%%

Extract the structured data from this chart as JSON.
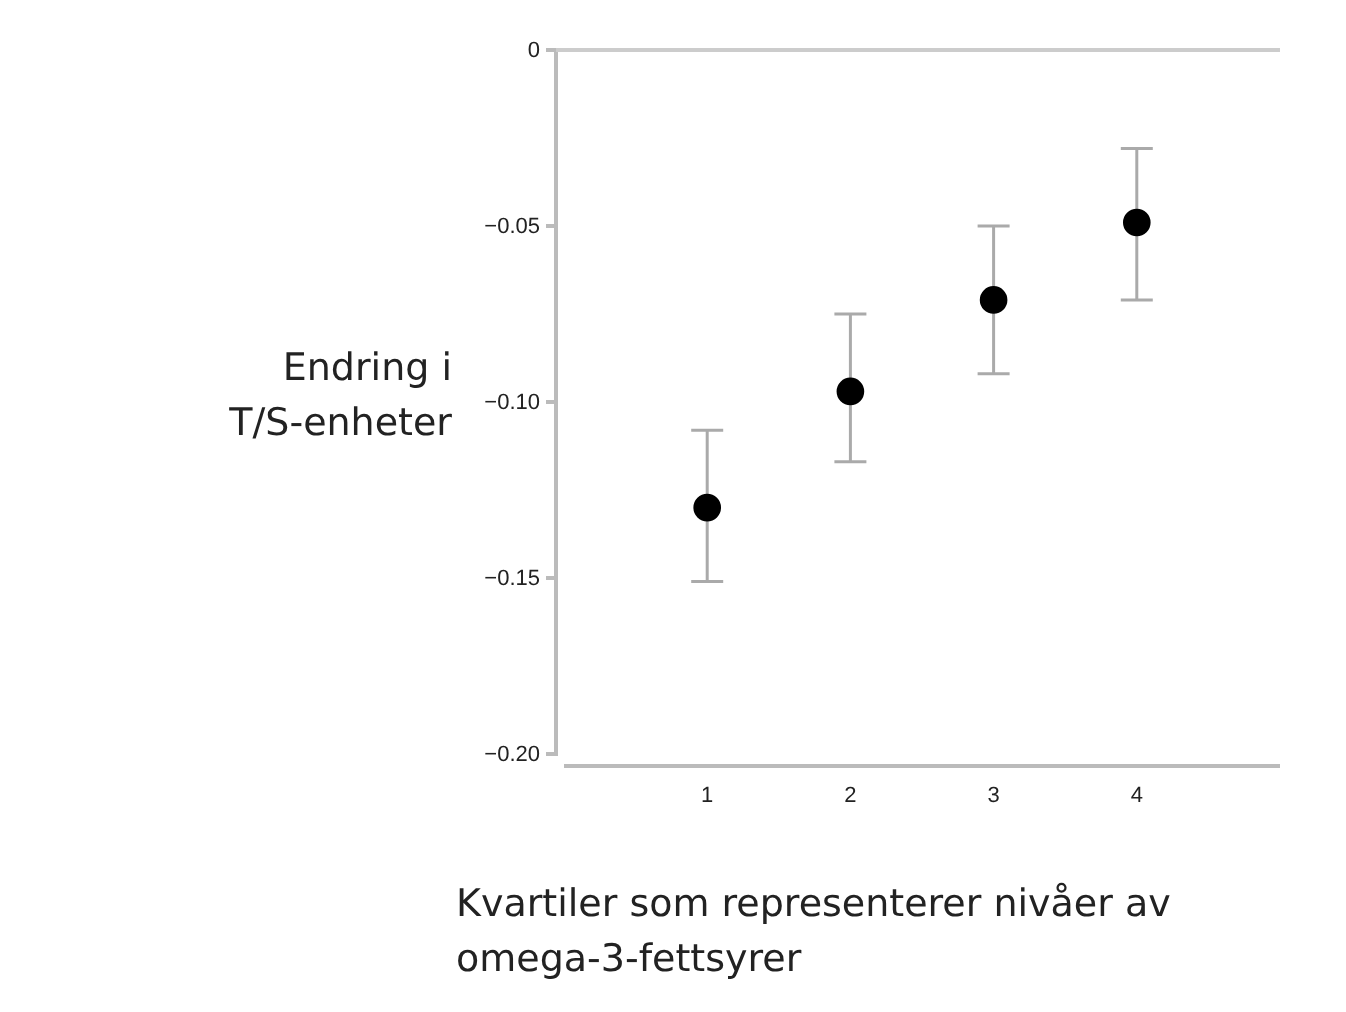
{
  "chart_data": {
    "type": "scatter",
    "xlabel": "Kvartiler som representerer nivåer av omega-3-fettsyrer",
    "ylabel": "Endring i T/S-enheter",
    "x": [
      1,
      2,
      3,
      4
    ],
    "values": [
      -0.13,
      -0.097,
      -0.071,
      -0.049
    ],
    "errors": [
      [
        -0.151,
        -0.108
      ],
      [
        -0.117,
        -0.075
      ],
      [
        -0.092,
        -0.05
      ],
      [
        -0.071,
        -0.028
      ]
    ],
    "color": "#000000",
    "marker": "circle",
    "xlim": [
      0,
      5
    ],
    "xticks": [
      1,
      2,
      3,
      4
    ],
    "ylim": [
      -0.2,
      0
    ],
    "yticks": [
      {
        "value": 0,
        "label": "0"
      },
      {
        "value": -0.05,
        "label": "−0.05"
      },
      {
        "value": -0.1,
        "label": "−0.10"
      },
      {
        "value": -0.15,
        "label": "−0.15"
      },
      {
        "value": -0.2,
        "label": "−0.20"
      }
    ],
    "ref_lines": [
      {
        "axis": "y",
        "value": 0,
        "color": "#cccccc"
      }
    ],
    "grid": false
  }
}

%%

Pictures are to be left out; the records above must be repeated word for word.

- [Answer for the task]
Extract the structured data from this chart as JSON.
{
  "chart_data": {
    "type": "scatter",
    "xlabel": "Kvartiler som representerer nivåer av omega-3-fettsyrer",
    "ylabel": "Endring i T/S-enheter",
    "x": [
      1,
      2,
      3,
      4
    ],
    "values": [
      -0.13,
      -0.097,
      -0.071,
      -0.049
    ],
    "errors": [
      [
        -0.151,
        -0.108
      ],
      [
        -0.117,
        -0.075
      ],
      [
        -0.092,
        -0.05
      ],
      [
        -0.071,
        -0.028
      ]
    ],
    "color": "#000000",
    "marker": "circle",
    "xlim": [
      0,
      5
    ],
    "xticks": [
      1,
      2,
      3,
      4
    ],
    "ylim": [
      -0.2,
      0
    ],
    "yticks": [
      {
        "value": 0,
        "label": "0"
      },
      {
        "value": -0.05,
        "label": "−0.05"
      },
      {
        "value": -0.1,
        "label": "−0.10"
      },
      {
        "value": -0.15,
        "label": "−0.15"
      },
      {
        "value": -0.2,
        "label": "−0.20"
      }
    ],
    "ref_lines": [
      {
        "axis": "y",
        "value": 0,
        "color": "#cccccc"
      }
    ],
    "grid": false
  }
}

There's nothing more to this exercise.